From the listing below, pick out each line with the word "value".
# Start of Provided information
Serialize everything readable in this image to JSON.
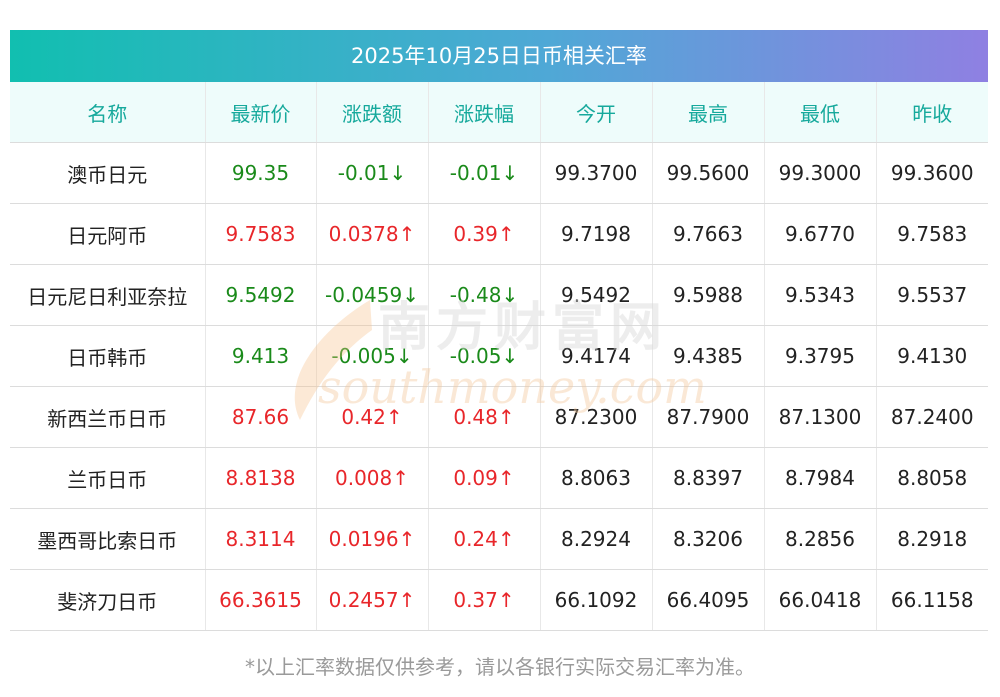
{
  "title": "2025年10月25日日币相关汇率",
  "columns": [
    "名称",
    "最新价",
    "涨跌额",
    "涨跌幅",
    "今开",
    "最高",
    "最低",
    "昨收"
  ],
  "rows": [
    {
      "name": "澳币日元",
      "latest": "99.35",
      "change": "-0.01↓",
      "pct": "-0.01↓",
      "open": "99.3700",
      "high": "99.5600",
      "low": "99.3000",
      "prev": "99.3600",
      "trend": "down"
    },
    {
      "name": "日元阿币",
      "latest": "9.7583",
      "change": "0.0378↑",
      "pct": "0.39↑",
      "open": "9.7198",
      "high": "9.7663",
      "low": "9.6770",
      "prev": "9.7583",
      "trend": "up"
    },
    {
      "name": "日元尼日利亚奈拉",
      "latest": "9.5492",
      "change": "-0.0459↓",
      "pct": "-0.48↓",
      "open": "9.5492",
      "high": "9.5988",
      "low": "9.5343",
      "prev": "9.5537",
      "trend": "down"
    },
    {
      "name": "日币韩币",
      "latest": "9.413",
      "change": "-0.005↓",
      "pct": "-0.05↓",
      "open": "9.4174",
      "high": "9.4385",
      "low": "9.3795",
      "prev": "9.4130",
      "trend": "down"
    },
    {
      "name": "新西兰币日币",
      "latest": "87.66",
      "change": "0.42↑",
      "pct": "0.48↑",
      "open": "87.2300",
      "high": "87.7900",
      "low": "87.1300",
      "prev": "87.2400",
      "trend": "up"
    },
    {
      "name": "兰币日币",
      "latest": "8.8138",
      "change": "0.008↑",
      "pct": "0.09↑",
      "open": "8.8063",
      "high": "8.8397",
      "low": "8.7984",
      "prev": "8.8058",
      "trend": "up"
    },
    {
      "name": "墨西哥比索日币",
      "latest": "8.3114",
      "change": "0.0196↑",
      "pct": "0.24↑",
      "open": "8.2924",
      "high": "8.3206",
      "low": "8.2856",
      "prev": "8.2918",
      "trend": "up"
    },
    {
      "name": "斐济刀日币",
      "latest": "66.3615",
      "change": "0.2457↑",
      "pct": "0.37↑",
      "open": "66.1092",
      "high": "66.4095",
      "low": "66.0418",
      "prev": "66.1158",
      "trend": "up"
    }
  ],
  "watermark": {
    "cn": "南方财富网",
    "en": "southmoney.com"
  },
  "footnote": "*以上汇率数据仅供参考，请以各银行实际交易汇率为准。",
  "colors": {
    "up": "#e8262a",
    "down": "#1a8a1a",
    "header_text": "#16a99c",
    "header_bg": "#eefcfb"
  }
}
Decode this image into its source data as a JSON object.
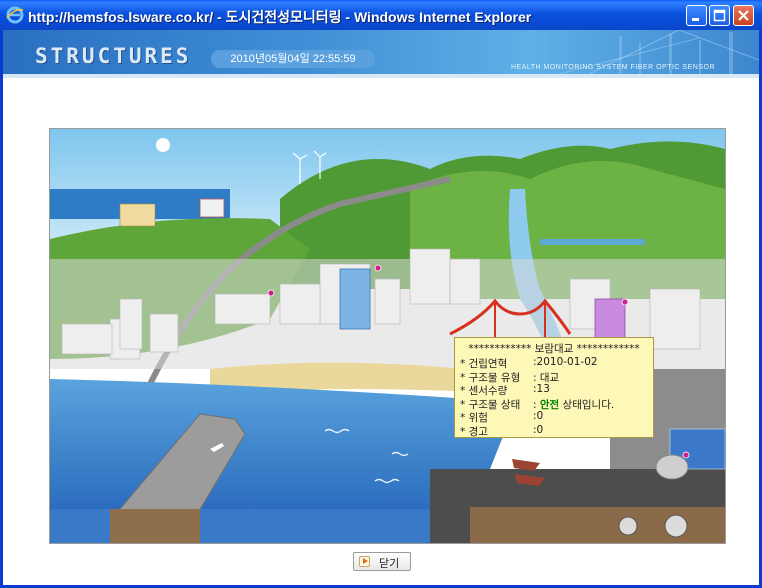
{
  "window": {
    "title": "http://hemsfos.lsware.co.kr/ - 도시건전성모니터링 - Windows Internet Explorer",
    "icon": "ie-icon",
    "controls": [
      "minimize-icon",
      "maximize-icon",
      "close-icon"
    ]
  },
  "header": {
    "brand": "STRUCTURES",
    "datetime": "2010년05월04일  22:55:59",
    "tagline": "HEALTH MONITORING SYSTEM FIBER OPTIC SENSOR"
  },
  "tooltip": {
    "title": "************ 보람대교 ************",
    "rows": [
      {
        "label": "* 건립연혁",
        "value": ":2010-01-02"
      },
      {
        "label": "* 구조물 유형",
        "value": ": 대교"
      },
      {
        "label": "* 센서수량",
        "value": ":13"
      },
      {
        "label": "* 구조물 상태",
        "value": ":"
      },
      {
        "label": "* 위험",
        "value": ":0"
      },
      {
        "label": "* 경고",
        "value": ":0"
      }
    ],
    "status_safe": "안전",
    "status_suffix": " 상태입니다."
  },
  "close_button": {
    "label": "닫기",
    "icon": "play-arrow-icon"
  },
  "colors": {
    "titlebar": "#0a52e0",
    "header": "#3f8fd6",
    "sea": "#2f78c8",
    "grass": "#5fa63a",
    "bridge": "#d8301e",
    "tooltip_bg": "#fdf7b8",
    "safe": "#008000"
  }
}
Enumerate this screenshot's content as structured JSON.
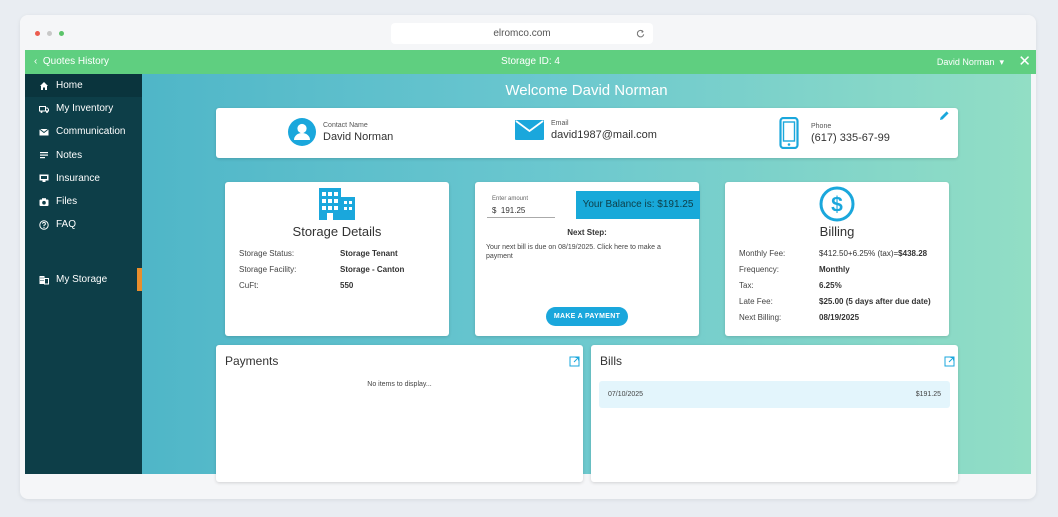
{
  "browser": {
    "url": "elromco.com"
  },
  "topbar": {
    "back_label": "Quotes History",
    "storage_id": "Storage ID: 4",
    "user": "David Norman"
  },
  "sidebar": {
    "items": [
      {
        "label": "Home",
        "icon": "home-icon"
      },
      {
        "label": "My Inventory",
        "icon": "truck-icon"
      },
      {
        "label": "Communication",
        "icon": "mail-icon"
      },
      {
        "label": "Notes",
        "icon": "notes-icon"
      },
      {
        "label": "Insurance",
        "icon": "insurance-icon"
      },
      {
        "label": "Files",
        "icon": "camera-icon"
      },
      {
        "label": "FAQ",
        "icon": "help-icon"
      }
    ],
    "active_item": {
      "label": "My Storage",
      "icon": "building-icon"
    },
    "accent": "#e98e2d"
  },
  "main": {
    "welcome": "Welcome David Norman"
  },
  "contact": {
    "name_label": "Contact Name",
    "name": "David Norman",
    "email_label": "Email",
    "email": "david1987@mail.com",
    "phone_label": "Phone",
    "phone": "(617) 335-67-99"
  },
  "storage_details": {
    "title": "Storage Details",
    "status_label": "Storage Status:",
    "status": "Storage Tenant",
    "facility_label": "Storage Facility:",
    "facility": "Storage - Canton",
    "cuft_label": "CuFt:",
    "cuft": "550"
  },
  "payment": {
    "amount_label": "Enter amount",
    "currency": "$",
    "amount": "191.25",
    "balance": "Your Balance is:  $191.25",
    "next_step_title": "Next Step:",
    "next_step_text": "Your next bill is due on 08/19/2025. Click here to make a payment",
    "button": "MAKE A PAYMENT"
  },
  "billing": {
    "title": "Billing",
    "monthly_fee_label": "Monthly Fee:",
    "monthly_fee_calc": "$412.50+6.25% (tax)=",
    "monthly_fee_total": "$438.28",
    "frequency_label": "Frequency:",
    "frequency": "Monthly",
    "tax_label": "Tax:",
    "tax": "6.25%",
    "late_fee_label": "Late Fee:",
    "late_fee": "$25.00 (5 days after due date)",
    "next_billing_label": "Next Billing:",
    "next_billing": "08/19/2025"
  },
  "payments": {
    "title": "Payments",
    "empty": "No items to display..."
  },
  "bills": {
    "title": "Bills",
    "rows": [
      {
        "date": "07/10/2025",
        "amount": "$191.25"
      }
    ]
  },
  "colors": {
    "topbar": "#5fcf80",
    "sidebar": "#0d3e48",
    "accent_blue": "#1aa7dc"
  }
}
# End of Provided information
Solution to this problem -
        "value": ":2010-01-02"
        "value": ": 대교"
        "value": ":13"
        "value": ":"
        "value": ":0"
        "value": ":0"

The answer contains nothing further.